[Figure collection entries]
--*--

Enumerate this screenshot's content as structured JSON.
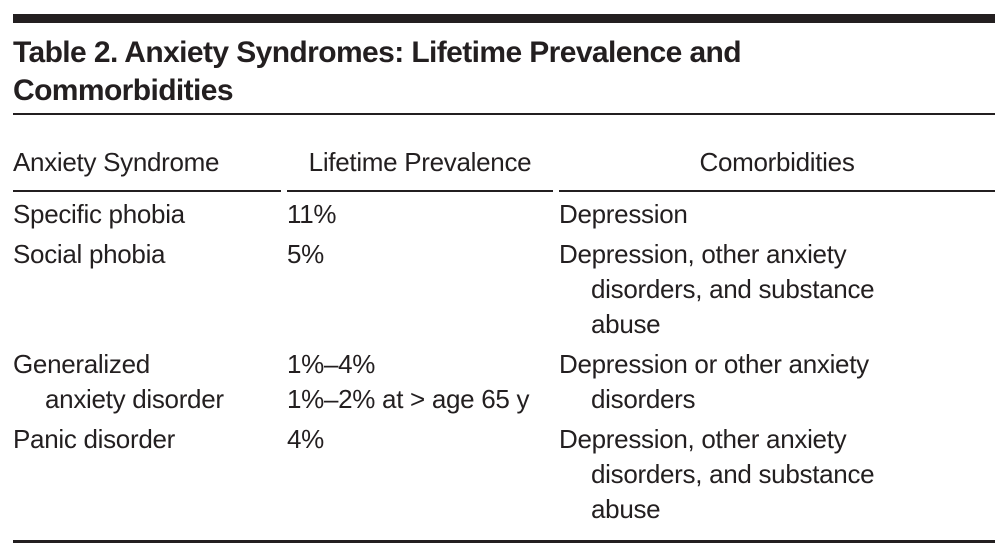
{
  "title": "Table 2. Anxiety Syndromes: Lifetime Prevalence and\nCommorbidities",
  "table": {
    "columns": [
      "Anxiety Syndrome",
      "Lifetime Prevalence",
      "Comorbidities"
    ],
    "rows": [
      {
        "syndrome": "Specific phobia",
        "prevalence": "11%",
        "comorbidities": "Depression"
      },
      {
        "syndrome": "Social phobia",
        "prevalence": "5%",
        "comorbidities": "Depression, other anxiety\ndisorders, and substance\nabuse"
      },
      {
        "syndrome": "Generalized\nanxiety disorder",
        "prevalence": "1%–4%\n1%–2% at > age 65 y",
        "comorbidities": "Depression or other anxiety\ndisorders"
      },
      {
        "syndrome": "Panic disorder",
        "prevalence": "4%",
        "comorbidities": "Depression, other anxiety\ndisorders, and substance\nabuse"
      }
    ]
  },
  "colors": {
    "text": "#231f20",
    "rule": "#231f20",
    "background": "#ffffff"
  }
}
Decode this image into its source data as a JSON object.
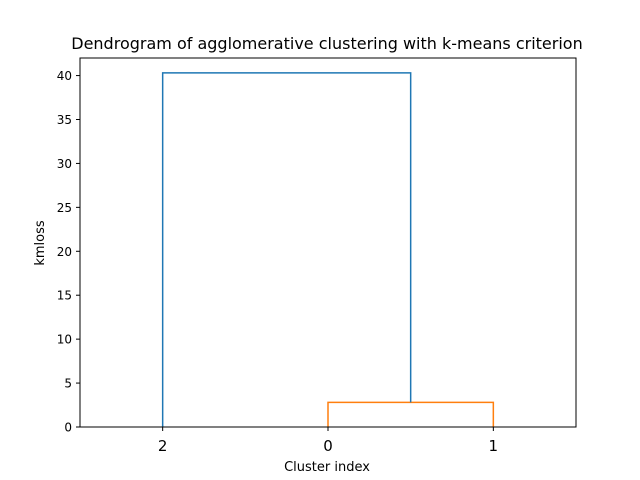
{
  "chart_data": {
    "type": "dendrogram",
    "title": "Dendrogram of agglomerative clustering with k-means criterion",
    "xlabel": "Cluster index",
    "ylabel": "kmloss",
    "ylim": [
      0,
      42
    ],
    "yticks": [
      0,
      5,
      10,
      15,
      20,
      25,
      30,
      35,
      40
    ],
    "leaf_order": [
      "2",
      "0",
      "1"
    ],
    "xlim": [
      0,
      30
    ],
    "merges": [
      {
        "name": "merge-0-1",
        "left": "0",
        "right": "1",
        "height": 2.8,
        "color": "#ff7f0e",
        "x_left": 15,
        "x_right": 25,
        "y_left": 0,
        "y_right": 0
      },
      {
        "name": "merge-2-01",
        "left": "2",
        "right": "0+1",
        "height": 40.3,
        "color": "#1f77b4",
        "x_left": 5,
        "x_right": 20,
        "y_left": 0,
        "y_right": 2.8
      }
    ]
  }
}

--*--

§ **YOUR INSTRUCTIONS**:
Restate the listing above word for word, and skip the pictures.

§ **SOLUTION**:
Enumerate this screenshot's content as structured JSON.
{
  "title": "Table 2. Anxiety Syndromes: Lifetime Prevalence and\nCommorbidities",
  "table": {
    "columns": [
      "Anxiety Syndrome",
      "Lifetime Prevalence",
      "Comorbidities"
    ],
    "rows": [
      {
        "syndrome": "Specific phobia",
        "prevalence": "11%",
        "comorbidities": "Depression"
      },
      {
        "syndrome": "Social phobia",
        "prevalence": "5%",
        "comorbidities": "Depression, other anxiety\ndisorders, and substance\nabuse"
      },
      {
        "syndrome": "Generalized\nanxiety disorder",
        "prevalence": "1%–4%\n1%–2% at > age 65 y",
        "comorbidities": "Depression or other anxiety\ndisorders"
      },
      {
        "syndrome": "Panic disorder",
        "prevalence": "4%",
        "comorbidities": "Depression, other anxiety\ndisorders, and substance\nabuse"
      }
    ]
  },
  "colors": {
    "text": "#231f20",
    "rule": "#231f20",
    "background": "#ffffff"
  }
}
Decode this image into its source data as a JSON object.
{
  "chart_data": {
    "type": "dendrogram",
    "title": "Dendrogram of agglomerative clustering with k-means criterion",
    "xlabel": "Cluster index",
    "ylabel": "kmloss",
    "ylim": [
      0,
      42
    ],
    "yticks": [
      0,
      5,
      10,
      15,
      20,
      25,
      30,
      35,
      40
    ],
    "leaf_order": [
      "2",
      "0",
      "1"
    ],
    "xlim": [
      0,
      30
    ],
    "merges": [
      {
        "name": "merge-0-1",
        "left": "0",
        "right": "1",
        "height": 2.8,
        "color": "#ff7f0e",
        "x_left": 15,
        "x_right": 25,
        "y_left": 0,
        "y_right": 0
      },
      {
        "name": "merge-2-01",
        "left": "2",
        "right": "0+1",
        "height": 40.3,
        "color": "#1f77b4",
        "x_left": 5,
        "x_right": 20,
        "y_left": 0,
        "y_right": 2.8
      }
    ]
  }
}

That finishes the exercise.